• Problem requirements: Locate each line containing the string "does" and copy it out.

• Data entries:
---
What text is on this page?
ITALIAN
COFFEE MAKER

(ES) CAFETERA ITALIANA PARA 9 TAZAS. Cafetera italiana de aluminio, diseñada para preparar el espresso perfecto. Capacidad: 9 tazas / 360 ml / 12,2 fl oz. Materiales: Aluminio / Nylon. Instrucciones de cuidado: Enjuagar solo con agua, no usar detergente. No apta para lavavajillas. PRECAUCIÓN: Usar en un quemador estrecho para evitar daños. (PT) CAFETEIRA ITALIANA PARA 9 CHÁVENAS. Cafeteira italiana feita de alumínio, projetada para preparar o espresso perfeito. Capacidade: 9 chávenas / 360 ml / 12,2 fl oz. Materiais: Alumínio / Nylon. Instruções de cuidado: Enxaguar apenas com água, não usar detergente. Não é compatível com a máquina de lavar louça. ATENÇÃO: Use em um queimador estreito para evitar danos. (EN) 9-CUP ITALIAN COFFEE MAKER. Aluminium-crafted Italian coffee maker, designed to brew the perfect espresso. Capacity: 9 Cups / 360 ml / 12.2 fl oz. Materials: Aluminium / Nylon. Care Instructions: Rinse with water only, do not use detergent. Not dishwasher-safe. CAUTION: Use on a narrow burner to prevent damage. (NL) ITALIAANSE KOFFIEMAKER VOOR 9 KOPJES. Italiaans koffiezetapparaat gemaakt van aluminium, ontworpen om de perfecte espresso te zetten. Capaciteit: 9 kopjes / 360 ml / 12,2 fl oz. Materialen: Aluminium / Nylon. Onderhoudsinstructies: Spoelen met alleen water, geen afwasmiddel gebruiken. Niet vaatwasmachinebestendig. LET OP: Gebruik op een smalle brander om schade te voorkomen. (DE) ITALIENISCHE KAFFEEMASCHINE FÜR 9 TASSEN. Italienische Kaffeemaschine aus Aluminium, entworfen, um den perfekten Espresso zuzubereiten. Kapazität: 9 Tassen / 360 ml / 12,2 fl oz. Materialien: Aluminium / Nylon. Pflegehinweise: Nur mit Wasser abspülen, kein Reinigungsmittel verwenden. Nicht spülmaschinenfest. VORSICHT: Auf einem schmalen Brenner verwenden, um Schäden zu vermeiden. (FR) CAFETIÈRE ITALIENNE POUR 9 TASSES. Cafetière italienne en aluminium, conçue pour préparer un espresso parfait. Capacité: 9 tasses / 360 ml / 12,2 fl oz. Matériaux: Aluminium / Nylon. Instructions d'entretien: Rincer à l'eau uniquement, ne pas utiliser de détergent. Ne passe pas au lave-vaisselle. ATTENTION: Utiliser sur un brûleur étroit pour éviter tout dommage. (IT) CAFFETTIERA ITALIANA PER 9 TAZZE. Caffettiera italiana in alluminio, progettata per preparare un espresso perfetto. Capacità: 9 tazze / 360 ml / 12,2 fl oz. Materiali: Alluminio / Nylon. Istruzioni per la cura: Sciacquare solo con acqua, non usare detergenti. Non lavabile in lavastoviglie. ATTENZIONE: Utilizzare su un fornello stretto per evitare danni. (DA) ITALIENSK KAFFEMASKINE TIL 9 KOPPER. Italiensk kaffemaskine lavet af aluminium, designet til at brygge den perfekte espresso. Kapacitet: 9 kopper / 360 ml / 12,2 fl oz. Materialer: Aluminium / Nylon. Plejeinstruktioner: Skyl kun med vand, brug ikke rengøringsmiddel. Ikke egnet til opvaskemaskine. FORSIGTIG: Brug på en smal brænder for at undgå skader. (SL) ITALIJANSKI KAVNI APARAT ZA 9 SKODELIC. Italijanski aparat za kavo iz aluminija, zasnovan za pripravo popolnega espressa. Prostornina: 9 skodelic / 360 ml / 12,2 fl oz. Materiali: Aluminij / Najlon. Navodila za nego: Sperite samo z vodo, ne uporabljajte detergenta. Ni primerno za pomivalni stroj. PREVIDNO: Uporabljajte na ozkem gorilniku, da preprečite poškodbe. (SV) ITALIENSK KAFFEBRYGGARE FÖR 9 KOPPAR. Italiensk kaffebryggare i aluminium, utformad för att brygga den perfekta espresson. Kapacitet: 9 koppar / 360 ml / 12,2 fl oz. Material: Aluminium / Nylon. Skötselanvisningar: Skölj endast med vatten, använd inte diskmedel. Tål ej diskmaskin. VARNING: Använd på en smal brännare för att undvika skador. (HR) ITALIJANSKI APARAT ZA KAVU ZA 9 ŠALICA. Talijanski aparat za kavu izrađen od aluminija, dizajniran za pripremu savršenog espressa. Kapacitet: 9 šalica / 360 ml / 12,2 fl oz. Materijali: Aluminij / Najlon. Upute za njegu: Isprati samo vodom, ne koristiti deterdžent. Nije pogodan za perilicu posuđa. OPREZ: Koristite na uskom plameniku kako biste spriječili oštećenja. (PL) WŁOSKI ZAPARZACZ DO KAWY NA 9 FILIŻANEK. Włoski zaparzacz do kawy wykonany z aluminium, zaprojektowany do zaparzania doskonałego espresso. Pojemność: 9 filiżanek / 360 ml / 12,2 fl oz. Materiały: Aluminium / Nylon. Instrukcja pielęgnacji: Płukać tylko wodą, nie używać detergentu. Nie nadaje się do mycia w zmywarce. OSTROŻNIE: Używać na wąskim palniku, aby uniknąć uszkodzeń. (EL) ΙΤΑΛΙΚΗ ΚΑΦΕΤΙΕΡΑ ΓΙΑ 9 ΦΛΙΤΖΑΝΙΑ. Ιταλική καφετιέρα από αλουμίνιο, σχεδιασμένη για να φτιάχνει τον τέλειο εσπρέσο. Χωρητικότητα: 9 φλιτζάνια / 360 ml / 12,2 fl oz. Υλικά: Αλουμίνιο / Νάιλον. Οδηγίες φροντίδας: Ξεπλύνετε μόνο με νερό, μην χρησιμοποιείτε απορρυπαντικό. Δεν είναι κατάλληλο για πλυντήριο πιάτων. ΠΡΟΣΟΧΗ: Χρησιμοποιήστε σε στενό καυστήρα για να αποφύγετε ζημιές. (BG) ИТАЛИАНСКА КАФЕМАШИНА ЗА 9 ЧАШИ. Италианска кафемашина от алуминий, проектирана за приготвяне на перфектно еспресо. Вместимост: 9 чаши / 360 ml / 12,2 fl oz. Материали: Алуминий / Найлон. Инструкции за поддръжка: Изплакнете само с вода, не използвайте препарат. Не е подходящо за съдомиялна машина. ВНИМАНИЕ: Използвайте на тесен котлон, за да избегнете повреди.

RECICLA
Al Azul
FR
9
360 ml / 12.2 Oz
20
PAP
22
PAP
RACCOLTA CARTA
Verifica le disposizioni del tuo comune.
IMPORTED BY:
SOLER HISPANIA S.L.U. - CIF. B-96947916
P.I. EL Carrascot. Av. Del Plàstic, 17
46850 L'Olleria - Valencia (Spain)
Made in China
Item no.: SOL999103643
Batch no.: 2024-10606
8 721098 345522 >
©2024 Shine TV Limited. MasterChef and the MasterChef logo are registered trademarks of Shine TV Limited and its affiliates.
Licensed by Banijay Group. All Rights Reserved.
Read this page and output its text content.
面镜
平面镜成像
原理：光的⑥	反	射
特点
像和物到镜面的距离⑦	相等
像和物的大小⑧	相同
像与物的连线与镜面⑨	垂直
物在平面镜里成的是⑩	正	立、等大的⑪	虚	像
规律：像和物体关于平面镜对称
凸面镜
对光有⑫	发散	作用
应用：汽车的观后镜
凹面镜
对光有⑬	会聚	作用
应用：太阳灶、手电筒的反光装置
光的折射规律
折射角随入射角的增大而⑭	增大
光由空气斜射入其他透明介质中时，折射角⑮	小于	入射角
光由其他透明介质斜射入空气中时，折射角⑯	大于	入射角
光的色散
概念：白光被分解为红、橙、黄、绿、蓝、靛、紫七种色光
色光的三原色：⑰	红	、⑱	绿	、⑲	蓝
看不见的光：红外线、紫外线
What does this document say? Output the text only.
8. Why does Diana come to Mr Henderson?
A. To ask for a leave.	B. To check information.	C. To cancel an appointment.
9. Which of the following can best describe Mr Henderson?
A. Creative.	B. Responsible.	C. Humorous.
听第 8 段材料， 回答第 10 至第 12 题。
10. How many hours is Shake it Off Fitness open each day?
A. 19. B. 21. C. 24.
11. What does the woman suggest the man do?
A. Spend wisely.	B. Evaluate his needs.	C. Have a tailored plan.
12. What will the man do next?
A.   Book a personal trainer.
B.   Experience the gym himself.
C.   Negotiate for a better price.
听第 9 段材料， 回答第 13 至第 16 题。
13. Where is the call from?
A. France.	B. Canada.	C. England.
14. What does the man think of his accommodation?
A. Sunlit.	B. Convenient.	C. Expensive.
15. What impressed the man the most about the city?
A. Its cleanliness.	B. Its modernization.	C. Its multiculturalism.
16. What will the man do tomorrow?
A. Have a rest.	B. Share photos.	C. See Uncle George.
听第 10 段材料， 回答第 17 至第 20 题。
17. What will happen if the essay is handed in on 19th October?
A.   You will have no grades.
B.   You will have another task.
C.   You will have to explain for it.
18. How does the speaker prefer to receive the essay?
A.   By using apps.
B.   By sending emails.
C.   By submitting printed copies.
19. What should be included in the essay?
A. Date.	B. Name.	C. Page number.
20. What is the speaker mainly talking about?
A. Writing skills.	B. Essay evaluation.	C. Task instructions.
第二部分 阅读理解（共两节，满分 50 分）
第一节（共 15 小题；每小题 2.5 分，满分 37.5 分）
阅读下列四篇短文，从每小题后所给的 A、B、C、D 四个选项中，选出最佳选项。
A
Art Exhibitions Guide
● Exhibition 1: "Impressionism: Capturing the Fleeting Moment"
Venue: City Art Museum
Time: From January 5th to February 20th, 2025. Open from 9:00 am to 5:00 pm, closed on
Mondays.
---
• Output of the exercise:
What does this document say? Output the text only.
8. Why does Diana come to Mr Henderson?
11. What does the woman suggest the man do?
14. What does the man think of his accommodation?
18. How does the speaker prefer to receive the essay?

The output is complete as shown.